START Page excerpt

I am creeping towards a much better understanding of why I, at least, have struggled to understand some of the principles here. Here is my current attempt …
- The ‘guts’ of the query is actually in the FROM clause and below. This defines which object structures to return and the filters (WHERE clause) on any matching objects.
so FROM COMPOSITION C where c/start_time/value = ‘2020-03-03’ says “find me all composition objects with that start_time.”
then critically it means “each time you find a unique object matching those criteria, create a new row in the resultset.”
So far so good - we get a row back for each matching object
Now SELECT kicks in and says, from that row you have given me, here are the specific objects or scalar values that I really want to see.
Critically, SELECT is a filter on each object in the array of rows returned by the FROM clause, each of which holds an object.
If we work with Bjorn’s example we will get 2 compositions (assuming they have the same start_time)
- We can apply the same principle with FROM OBSERVATION o where o/origin/value = ‘2020-03-03’
If we work with Bjorn’s example we will get 3 Observations (assuming they have the same origin)

END Page excerpt

* Aim A *
How would this sentence from the query post read in Spanish: "So far so good - we get a row back for each matching object"?
* Aim B *
Revise the part of the query post that opens with the words "so FROM COMPOSITION" and closes with "the same origin)", putting "result set" in place of "resultset".

START Given information

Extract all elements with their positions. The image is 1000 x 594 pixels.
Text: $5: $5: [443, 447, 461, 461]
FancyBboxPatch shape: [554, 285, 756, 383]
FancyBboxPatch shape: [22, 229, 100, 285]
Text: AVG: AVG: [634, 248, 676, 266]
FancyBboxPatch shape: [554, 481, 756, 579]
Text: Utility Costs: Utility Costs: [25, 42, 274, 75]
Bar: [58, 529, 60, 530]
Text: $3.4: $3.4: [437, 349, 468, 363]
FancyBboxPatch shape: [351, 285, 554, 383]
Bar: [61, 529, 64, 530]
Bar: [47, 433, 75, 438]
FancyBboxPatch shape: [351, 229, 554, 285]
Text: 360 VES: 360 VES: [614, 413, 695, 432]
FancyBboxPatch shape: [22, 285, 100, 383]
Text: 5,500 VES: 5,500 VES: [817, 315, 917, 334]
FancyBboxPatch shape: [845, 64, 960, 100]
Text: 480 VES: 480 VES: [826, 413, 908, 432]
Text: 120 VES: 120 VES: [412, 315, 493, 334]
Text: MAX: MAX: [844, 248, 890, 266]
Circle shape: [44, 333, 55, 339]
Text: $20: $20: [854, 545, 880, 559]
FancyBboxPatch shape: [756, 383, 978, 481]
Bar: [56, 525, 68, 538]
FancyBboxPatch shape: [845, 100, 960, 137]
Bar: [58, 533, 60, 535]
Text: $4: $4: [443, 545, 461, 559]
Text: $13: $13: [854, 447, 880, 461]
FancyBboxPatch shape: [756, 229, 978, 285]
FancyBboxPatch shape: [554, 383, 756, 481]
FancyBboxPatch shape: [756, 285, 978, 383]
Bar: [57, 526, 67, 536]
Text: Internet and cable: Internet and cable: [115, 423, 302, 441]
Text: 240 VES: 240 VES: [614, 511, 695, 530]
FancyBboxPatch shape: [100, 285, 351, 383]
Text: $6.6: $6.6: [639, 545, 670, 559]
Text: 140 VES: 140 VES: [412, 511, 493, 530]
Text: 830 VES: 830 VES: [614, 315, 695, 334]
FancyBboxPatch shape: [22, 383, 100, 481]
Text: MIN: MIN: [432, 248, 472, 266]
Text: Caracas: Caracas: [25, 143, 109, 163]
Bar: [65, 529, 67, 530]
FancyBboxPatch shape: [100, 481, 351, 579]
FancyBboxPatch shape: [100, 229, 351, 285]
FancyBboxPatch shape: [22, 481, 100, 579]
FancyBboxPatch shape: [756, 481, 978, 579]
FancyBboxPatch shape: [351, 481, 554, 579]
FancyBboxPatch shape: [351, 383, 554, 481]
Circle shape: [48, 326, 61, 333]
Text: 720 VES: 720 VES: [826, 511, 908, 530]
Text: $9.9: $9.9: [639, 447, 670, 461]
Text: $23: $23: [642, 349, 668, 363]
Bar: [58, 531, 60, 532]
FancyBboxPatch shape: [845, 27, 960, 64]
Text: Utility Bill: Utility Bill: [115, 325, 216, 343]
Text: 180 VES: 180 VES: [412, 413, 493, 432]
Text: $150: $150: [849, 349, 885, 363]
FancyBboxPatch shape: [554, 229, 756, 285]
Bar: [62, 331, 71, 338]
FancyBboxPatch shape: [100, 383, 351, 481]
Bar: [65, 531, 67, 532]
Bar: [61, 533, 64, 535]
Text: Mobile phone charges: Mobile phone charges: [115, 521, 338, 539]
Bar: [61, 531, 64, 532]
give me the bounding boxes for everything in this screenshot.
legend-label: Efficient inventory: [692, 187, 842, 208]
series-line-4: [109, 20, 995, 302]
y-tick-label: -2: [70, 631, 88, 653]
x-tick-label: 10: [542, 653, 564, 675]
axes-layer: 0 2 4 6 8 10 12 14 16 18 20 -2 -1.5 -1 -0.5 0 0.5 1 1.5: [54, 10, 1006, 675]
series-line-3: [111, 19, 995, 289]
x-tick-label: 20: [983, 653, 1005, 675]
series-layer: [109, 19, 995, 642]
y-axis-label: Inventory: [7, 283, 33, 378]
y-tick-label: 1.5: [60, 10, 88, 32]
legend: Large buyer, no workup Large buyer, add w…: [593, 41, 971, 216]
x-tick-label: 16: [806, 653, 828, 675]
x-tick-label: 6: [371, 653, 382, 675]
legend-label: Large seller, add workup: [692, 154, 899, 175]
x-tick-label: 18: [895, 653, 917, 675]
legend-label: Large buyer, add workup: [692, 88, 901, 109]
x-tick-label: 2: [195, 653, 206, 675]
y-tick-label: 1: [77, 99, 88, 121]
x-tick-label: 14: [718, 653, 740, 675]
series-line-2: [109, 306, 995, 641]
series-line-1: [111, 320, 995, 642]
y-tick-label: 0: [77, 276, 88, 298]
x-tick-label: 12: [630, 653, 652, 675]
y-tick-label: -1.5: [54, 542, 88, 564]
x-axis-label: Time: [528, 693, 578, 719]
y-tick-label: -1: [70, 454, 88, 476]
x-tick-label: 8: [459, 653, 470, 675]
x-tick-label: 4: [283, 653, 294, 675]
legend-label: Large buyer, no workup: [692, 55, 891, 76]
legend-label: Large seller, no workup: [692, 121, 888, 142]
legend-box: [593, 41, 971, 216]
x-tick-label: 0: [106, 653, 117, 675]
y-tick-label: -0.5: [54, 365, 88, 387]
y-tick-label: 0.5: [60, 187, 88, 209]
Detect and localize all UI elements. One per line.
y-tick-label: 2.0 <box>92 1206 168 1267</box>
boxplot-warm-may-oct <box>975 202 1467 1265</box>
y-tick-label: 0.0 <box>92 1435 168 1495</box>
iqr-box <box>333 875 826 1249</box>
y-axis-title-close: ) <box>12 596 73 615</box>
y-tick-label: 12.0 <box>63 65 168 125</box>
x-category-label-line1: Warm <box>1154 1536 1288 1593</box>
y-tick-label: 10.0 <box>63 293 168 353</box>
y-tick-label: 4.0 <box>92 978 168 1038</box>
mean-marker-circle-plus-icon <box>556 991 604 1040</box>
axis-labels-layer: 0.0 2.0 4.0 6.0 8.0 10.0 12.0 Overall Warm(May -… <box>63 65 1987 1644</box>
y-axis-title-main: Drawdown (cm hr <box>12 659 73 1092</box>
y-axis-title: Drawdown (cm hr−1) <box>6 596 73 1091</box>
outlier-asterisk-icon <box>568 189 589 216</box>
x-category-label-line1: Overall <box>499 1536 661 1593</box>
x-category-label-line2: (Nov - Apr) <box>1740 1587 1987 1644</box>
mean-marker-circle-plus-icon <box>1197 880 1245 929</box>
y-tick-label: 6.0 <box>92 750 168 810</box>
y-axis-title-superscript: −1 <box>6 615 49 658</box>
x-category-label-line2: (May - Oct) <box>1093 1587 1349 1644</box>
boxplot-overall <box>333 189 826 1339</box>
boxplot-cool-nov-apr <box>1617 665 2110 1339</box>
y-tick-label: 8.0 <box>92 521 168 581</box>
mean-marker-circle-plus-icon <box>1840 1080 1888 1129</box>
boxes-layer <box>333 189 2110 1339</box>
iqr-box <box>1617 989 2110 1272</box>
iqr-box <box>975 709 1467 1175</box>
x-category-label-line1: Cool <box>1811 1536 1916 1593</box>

END Given information

* Task answer A *
Hasta ahora, todo bien: obtenemos una fila por cada objeto que coincide.

* Task answer B *
so FROM COMPOSITION C where c/start_time/value = ‘2020-03-03’ says “find me all composition objects with that start_time.”
then critically it means “each time you find a unique object matching those criteria, create a new row in the result set.”
So far so good - we get a row back for each matching object
Now SELECT kicks in and says, from that row you have given me, here are the specific objects or scalar values that I really want to see.
Critically, SELECT is a filter on each object in the array of rows returned by the FROM clause, each of which holds an object.
If we work with Bjorn’s example we will get 2 compositions (assuming they have the same start_time)
- We can apply the same principle with FROM OBSERVATION o where o/origin/value = ‘2020-03-03’
If we work with Bjorn’s example we will get 3 Observations (assuming they have the same origin)